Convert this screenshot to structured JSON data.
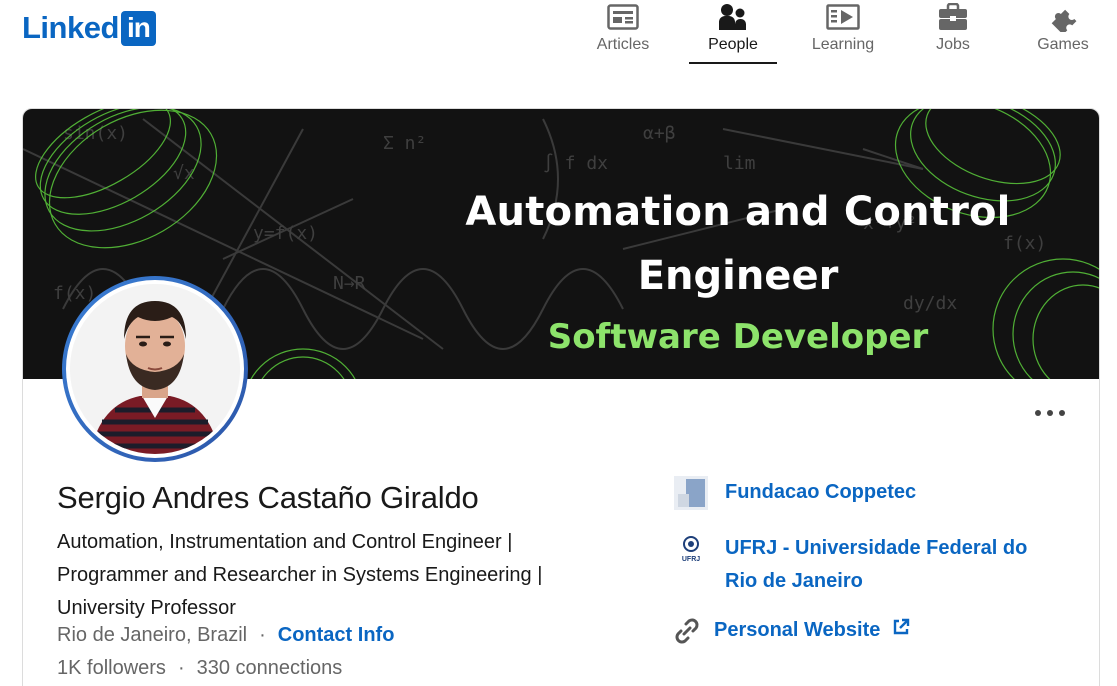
{
  "header": {
    "logo_word": "Linked",
    "logo_box": "in",
    "nav": [
      {
        "label": "Articles",
        "icon": "articles-icon",
        "active": false
      },
      {
        "label": "People",
        "icon": "people-icon",
        "active": true
      },
      {
        "label": "Learning",
        "icon": "learning-icon",
        "active": false
      },
      {
        "label": "Jobs",
        "icon": "jobs-icon",
        "active": false
      },
      {
        "label": "Games",
        "icon": "games-icon",
        "active": false
      }
    ]
  },
  "banner": {
    "line1": "Automation and Control",
    "line2": "Engineer",
    "line3": "Software Developer"
  },
  "profile": {
    "name": "Sergio Andres Castaño Giraldo",
    "headline": "Automation, Instrumentation and Control Engineer | Programmer and Researcher in Systems Engineering | University Professor",
    "location": "Rio de Janeiro, Brazil",
    "separator": "·",
    "contact_label": "Contact Info",
    "followers": "1K followers",
    "connections": "330 connections"
  },
  "orgs": [
    {
      "label": "Fundacao Coppetec",
      "icon": "coppetec-logo"
    },
    {
      "label": "UFRJ - Universidade Federal do Rio de Janeiro",
      "icon": "ufrj-logo",
      "logo_text": "UFRJ"
    },
    {
      "label": "Personal Website",
      "icon": "link-icon"
    }
  ],
  "colors": {
    "brand": "#0a66c2",
    "banner_bg": "#121212",
    "banner_accent": "#8de36b"
  }
}
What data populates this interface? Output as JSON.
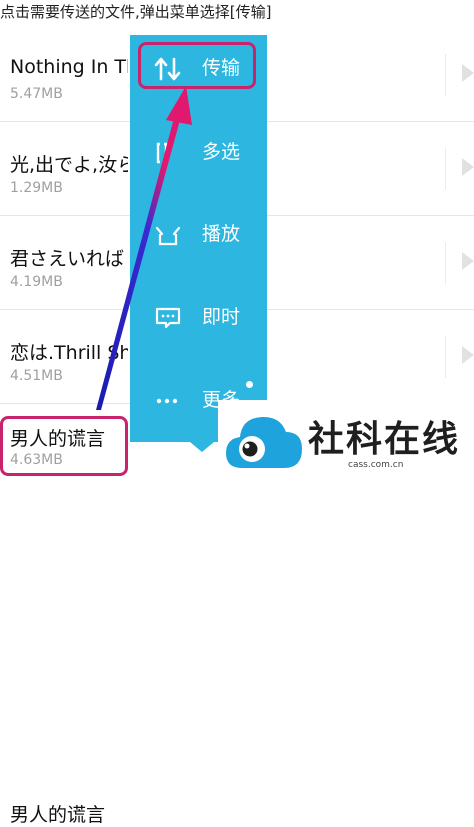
{
  "caption": "点击需要传送的文件,弹出菜单选择[传输]",
  "songs": [
    {
      "title": "Nothing In The",
      "size": "5.47MB"
    },
    {
      "title": "光,出でよ,汝ら",
      "size": "1.29MB"
    },
    {
      "title": "君さえいれば",
      "size": "4.19MB"
    },
    {
      "title": "恋は.Thrill Sh",
      "size": "4.51MB"
    },
    {
      "title": "男人的谎言",
      "size": "4.63MB"
    }
  ],
  "menu": {
    "items": [
      {
        "label": "传输",
        "icon": "transfer-arrows-icon"
      },
      {
        "label": "多选",
        "icon": "multi-select-icon"
      },
      {
        "label": "播放",
        "icon": "play-tray-icon"
      },
      {
        "label": "即时",
        "icon": "chat-bubble-icon"
      },
      {
        "label": "更多",
        "icon": "more-dots-icon"
      }
    ]
  },
  "colors": {
    "menu_bg": "#2cb6e0",
    "highlight": "#c8246e",
    "arrow": "#2a2ab8"
  },
  "watermark": {
    "name": "社科在线",
    "site": "cass.com.cn"
  }
}
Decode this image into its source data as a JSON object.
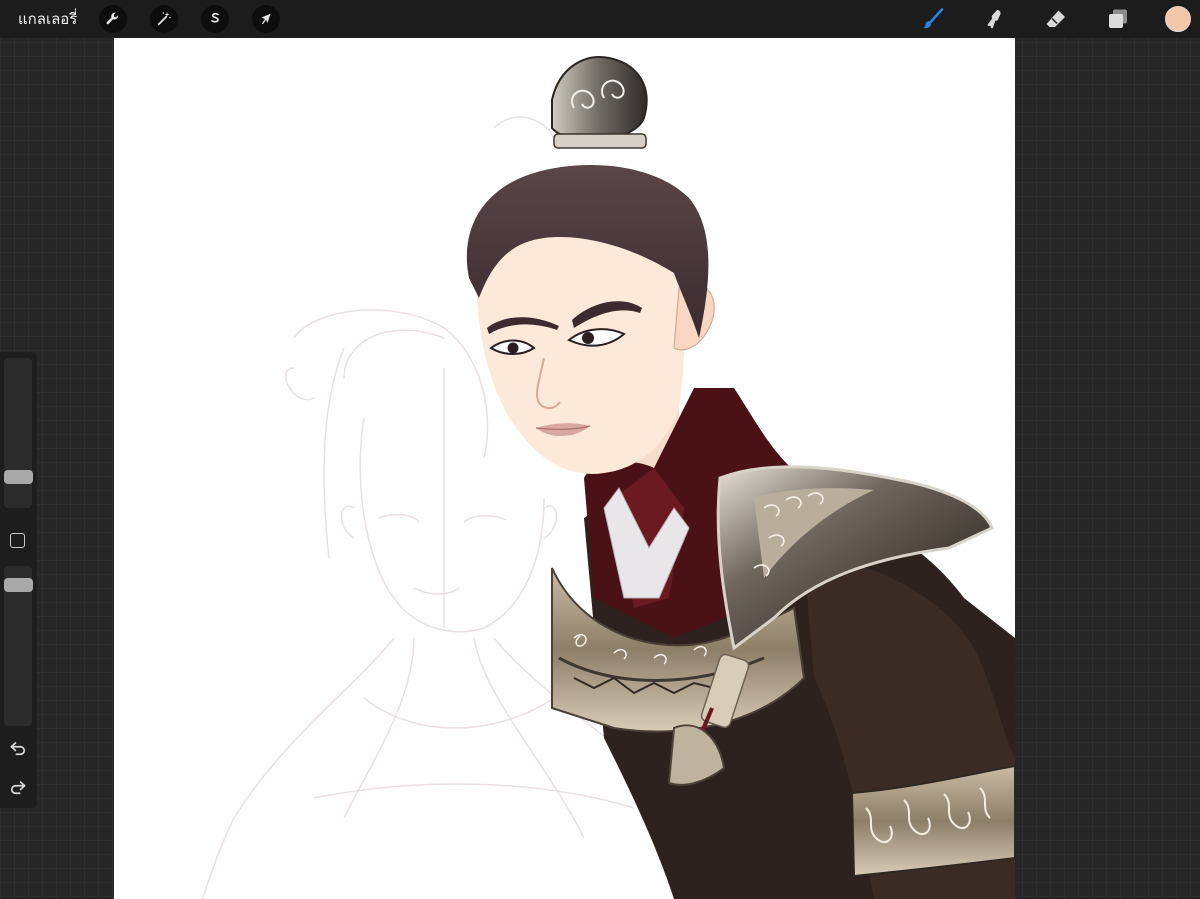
{
  "topbar": {
    "gallery_label": "แกลเลอรี่",
    "left_tools": [
      {
        "name": "actions",
        "icon": "wrench-icon"
      },
      {
        "name": "adjustments",
        "icon": "magic-wand-icon"
      },
      {
        "name": "selection",
        "icon": "selection-s-icon"
      },
      {
        "name": "transform",
        "icon": "arrow-cursor-icon"
      }
    ],
    "right_tools": [
      {
        "name": "brush",
        "icon": "brush-icon",
        "active": true
      },
      {
        "name": "smudge",
        "icon": "smudge-icon",
        "active": false
      },
      {
        "name": "eraser",
        "icon": "eraser-icon",
        "active": false
      },
      {
        "name": "layers",
        "icon": "layers-icon",
        "active": false
      }
    ],
    "current_color": "#f4c7a9",
    "active_tool_color": "#2f7fe6"
  },
  "sidebar": {
    "brush_size_level": 0.18,
    "opacity_level": 0.92,
    "modify_icon": "square-icon",
    "undo_icon": "undo-icon",
    "redo_icon": "redo-icon"
  },
  "colors": {
    "background": "#262626",
    "topbar": "#1c1c1c",
    "canvas": "#ffffff",
    "hair": "#4a383c",
    "skin": "#fde9da",
    "robe_dark": "#2d221d",
    "collar_red": "#4a1216",
    "armor_metal": "#8a7f72",
    "sketch_lines": "#e8d9de"
  }
}
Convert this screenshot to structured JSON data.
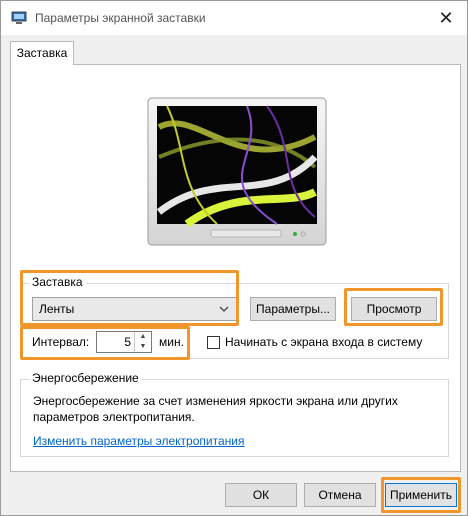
{
  "window": {
    "title": "Параметры экранной заставки",
    "close_glyph": "✕"
  },
  "tabs": [
    {
      "label": "Заставка"
    }
  ],
  "screensaver": {
    "group_label": "Заставка",
    "selected": "Ленты",
    "settings_button": "Параметры...",
    "preview_button": "Просмотр"
  },
  "interval": {
    "label": "Интервал:",
    "value": "5",
    "unit": "мин."
  },
  "logon_checkbox": {
    "label": "Начинать с экрана входа в систему",
    "checked": false
  },
  "power": {
    "group_label": "Энергосбережение",
    "description_line1": "Энергосбережение за счет изменения яркости экрана или других",
    "description_line2": "параметров электропитания.",
    "link": "Изменить параметры электропитания"
  },
  "footer": {
    "ok": "ОК",
    "cancel": "Отмена",
    "apply": "Применить"
  },
  "colors": {
    "highlight": "#f0962a",
    "link": "#0066cc",
    "accent": "#0078d7"
  },
  "icons": {
    "window": "monitor-icon",
    "close": "close-icon",
    "dropdown": "chevron-down-icon",
    "spin_up": "arrow-up-icon",
    "spin_down": "arrow-down-icon"
  }
}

----------------

__Work to complete__
Pictures in the records above are not copied; print everything else exactly.

__Completed exercise__
Convert this screenshot to structured JSON data.
{
  "header": {
    "logo_word": "Linked",
    "logo_box": "in",
    "nav": [
      {
        "label": "Articles",
        "icon": "articles-icon",
        "active": false
      },
      {
        "label": "People",
        "icon": "people-icon",
        "active": true
      },
      {
        "label": "Learning",
        "icon": "learning-icon",
        "active": false
      },
      {
        "label": "Jobs",
        "icon": "jobs-icon",
        "active": false
      },
      {
        "label": "Games",
        "icon": "games-icon",
        "active": false
      }
    ]
  },
  "banner": {
    "line1": "Automation and Control",
    "line2": "Engineer",
    "line3": "Software Developer"
  },
  "profile": {
    "name": "Sergio Andres Castaño Giraldo",
    "headline": "Automation, Instrumentation and Control Engineer | Programmer and Researcher in Systems Engineering | University Professor",
    "location": "Rio de Janeiro, Brazil",
    "separator": "·",
    "contact_label": "Contact Info",
    "followers": "1K followers",
    "connections": "330 connections"
  },
  "orgs": [
    {
      "label": "Fundacao Coppetec",
      "icon": "coppetec-logo"
    },
    {
      "label": "UFRJ - Universidade Federal do Rio de Janeiro",
      "icon": "ufrj-logo",
      "logo_text": "UFRJ"
    },
    {
      "label": "Personal Website",
      "icon": "link-icon"
    }
  ],
  "colors": {
    "brand": "#0a66c2",
    "banner_bg": "#121212",
    "banner_accent": "#8de36b"
  }
}
What data populates this interface? Output as JSON.
{
  "caption": "点击需要传送的文件,弹出菜单选择[传输]",
  "songs": [
    {
      "title": "Nothing In The",
      "size": "5.47MB"
    },
    {
      "title": "光,出でよ,汝ら",
      "size": "1.29MB"
    },
    {
      "title": "君さえいれば",
      "size": "4.19MB"
    },
    {
      "title": "恋は.Thrill Sh",
      "size": "4.51MB"
    },
    {
      "title": "男人的谎言",
      "size": "4.63MB"
    }
  ],
  "menu": {
    "items": [
      {
        "label": "传输",
        "icon": "transfer-arrows-icon"
      },
      {
        "label": "多选",
        "icon": "multi-select-icon"
      },
      {
        "label": "播放",
        "icon": "play-tray-icon"
      },
      {
        "label": "即时",
        "icon": "chat-bubble-icon"
      },
      {
        "label": "更多",
        "icon": "more-dots-icon"
      }
    ]
  },
  "colors": {
    "menu_bg": "#2cb6e0",
    "highlight": "#c8246e",
    "arrow": "#2a2ab8"
  },
  "watermark": {
    "name": "社科在线",
    "site": "cass.com.cn"
  }
}
Decode this image into its source data as a JSON object.
{
  "topbar": {
    "gallery_label": "แกลเลอรี่",
    "left_tools": [
      {
        "name": "actions",
        "icon": "wrench-icon"
      },
      {
        "name": "adjustments",
        "icon": "magic-wand-icon"
      },
      {
        "name": "selection",
        "icon": "selection-s-icon"
      },
      {
        "name": "transform",
        "icon": "arrow-cursor-icon"
      }
    ],
    "right_tools": [
      {
        "name": "brush",
        "icon": "brush-icon",
        "active": true
      },
      {
        "name": "smudge",
        "icon": "smudge-icon",
        "active": false
      },
      {
        "name": "eraser",
        "icon": "eraser-icon",
        "active": false
      },
      {
        "name": "layers",
        "icon": "layers-icon",
        "active": false
      }
    ],
    "current_color": "#f4c7a9",
    "active_tool_color": "#2f7fe6"
  },
  "sidebar": {
    "brush_size_level": 0.18,
    "opacity_level": 0.92,
    "modify_icon": "square-icon",
    "undo_icon": "undo-icon",
    "redo_icon": "redo-icon"
  },
  "colors": {
    "background": "#262626",
    "topbar": "#1c1c1c",
    "canvas": "#ffffff",
    "hair": "#4a383c",
    "skin": "#fde9da",
    "robe_dark": "#2d221d",
    "collar_red": "#4a1216",
    "armor_metal": "#8a7f72",
    "sketch_lines": "#e8d9de"
  }
}
Convert this screenshot to structured JSON data.
{
  "window": {
    "title": "Параметры экранной заставки",
    "close_glyph": "✕"
  },
  "tabs": [
    {
      "label": "Заставка"
    }
  ],
  "screensaver": {
    "group_label": "Заставка",
    "selected": "Ленты",
    "settings_button": "Параметры...",
    "preview_button": "Просмотр"
  },
  "interval": {
    "label": "Интервал:",
    "value": "5",
    "unit": "мин."
  },
  "logon_checkbox": {
    "label": "Начинать с экрана входа в систему",
    "checked": false
  },
  "power": {
    "group_label": "Энергосбережение",
    "description_line1": "Энергосбережение за счет изменения яркости экрана или других",
    "description_line2": "параметров электропитания.",
    "link": "Изменить параметры электропитания"
  },
  "footer": {
    "ok": "ОК",
    "cancel": "Отмена",
    "apply": "Применить"
  },
  "colors": {
    "highlight": "#f0962a",
    "link": "#0066cc",
    "accent": "#0078d7"
  },
  "icons": {
    "window": "monitor-icon",
    "close": "close-icon",
    "dropdown": "chevron-down-icon",
    "spin_up": "arrow-up-icon",
    "spin_down": "arrow-down-icon"
  }
}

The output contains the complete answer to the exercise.